━━━ The input

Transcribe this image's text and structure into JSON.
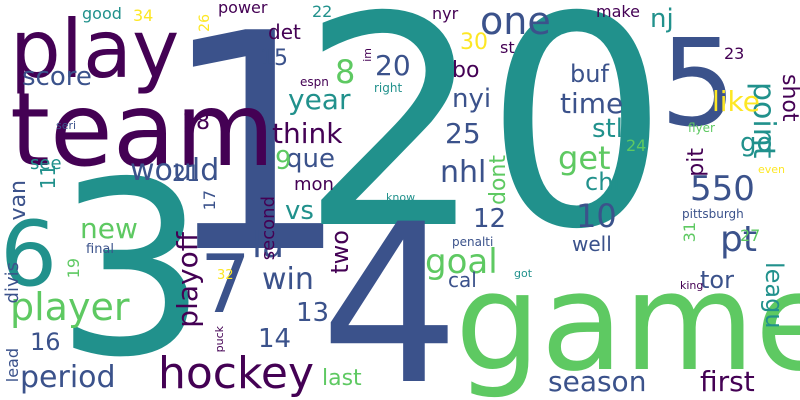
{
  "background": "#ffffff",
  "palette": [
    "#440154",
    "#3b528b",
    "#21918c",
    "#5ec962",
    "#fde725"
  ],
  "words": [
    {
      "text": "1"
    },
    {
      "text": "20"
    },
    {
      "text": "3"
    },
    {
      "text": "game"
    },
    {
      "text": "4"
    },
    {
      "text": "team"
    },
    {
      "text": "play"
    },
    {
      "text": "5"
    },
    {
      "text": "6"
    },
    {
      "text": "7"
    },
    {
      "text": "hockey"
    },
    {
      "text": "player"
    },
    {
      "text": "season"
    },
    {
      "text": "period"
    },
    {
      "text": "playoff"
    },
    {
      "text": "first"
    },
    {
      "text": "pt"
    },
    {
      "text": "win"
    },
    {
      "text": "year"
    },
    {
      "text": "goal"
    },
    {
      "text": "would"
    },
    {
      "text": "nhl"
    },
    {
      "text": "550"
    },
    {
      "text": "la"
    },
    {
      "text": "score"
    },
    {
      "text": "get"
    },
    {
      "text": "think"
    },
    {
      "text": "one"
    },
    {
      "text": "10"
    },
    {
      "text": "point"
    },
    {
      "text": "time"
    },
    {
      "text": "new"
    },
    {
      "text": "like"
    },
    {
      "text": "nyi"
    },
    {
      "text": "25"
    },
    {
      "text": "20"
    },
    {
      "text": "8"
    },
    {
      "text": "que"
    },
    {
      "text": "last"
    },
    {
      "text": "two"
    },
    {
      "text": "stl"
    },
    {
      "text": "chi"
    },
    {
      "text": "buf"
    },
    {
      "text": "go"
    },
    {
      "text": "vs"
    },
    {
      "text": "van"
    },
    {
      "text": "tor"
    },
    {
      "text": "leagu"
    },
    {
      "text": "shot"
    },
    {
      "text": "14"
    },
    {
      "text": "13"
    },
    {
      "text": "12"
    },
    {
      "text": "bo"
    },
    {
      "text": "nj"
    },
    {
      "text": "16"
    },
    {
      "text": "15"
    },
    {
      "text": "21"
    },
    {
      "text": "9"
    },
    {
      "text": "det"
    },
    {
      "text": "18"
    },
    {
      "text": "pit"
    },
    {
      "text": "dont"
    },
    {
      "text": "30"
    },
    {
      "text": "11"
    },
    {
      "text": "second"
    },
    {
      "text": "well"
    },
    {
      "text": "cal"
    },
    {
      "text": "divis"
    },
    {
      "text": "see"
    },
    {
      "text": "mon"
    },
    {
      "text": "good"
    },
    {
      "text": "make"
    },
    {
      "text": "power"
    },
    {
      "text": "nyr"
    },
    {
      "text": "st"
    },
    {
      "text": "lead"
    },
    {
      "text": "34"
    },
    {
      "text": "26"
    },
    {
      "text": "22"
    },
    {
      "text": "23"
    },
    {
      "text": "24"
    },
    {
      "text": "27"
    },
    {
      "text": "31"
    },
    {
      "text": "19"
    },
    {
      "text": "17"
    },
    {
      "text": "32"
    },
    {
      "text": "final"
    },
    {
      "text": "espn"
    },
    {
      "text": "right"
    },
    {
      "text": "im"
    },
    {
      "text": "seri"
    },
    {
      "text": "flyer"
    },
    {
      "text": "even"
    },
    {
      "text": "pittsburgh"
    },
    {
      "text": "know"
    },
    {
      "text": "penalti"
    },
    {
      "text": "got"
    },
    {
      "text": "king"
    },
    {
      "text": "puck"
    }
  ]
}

━━━━━━

**Exercise prompt**
Write out every record above exactly as it stands, but leave out the pictures.

**Written solution**
Transcribe this image's text and structure into JSON.
{
  "background": "#ffffff",
  "palette": [
    "#440154",
    "#3b528b",
    "#21918c",
    "#5ec962",
    "#fde725"
  ],
  "words": [
    {
      "text": "1"
    },
    {
      "text": "20"
    },
    {
      "text": "3"
    },
    {
      "text": "game"
    },
    {
      "text": "4"
    },
    {
      "text": "team"
    },
    {
      "text": "play"
    },
    {
      "text": "5"
    },
    {
      "text": "6"
    },
    {
      "text": "7"
    },
    {
      "text": "hockey"
    },
    {
      "text": "player"
    },
    {
      "text": "season"
    },
    {
      "text": "period"
    },
    {
      "text": "playoff"
    },
    {
      "text": "first"
    },
    {
      "text": "pt"
    },
    {
      "text": "win"
    },
    {
      "text": "year"
    },
    {
      "text": "goal"
    },
    {
      "text": "would"
    },
    {
      "text": "nhl"
    },
    {
      "text": "550"
    },
    {
      "text": "la"
    },
    {
      "text": "score"
    },
    {
      "text": "get"
    },
    {
      "text": "think"
    },
    {
      "text": "one"
    },
    {
      "text": "10"
    },
    {
      "text": "point"
    },
    {
      "text": "time"
    },
    {
      "text": "new"
    },
    {
      "text": "like"
    },
    {
      "text": "nyi"
    },
    {
      "text": "25"
    },
    {
      "text": "20"
    },
    {
      "text": "8"
    },
    {
      "text": "que"
    },
    {
      "text": "last"
    },
    {
      "text": "two"
    },
    {
      "text": "stl"
    },
    {
      "text": "chi"
    },
    {
      "text": "buf"
    },
    {
      "text": "go"
    },
    {
      "text": "vs"
    },
    {
      "text": "van"
    },
    {
      "text": "tor"
    },
    {
      "text": "leagu"
    },
    {
      "text": "shot"
    },
    {
      "text": "14"
    },
    {
      "text": "13"
    },
    {
      "text": "12"
    },
    {
      "text": "bo"
    },
    {
      "text": "nj"
    },
    {
      "text": "16"
    },
    {
      "text": "15"
    },
    {
      "text": "21"
    },
    {
      "text": "9"
    },
    {
      "text": "det"
    },
    {
      "text": "18"
    },
    {
      "text": "pit"
    },
    {
      "text": "dont"
    },
    {
      "text": "30"
    },
    {
      "text": "11"
    },
    {
      "text": "second"
    },
    {
      "text": "well"
    },
    {
      "text": "cal"
    },
    {
      "text": "divis"
    },
    {
      "text": "see"
    },
    {
      "text": "mon"
    },
    {
      "text": "good"
    },
    {
      "text": "make"
    },
    {
      "text": "power"
    },
    {
      "text": "nyr"
    },
    {
      "text": "st"
    },
    {
      "text": "lead"
    },
    {
      "text": "34"
    },
    {
      "text": "26"
    },
    {
      "text": "22"
    },
    {
      "text": "23"
    },
    {
      "text": "24"
    },
    {
      "text": "27"
    },
    {
      "text": "31"
    },
    {
      "text": "19"
    },
    {
      "text": "17"
    },
    {
      "text": "32"
    },
    {
      "text": "final"
    },
    {
      "text": "espn"
    },
    {
      "text": "right"
    },
    {
      "text": "im"
    },
    {
      "text": "seri"
    },
    {
      "text": "flyer"
    },
    {
      "text": "even"
    },
    {
      "text": "pittsburgh"
    },
    {
      "text": "know"
    },
    {
      "text": "penalti"
    },
    {
      "text": "got"
    },
    {
      "text": "king"
    },
    {
      "text": "puck"
    }
  ]
}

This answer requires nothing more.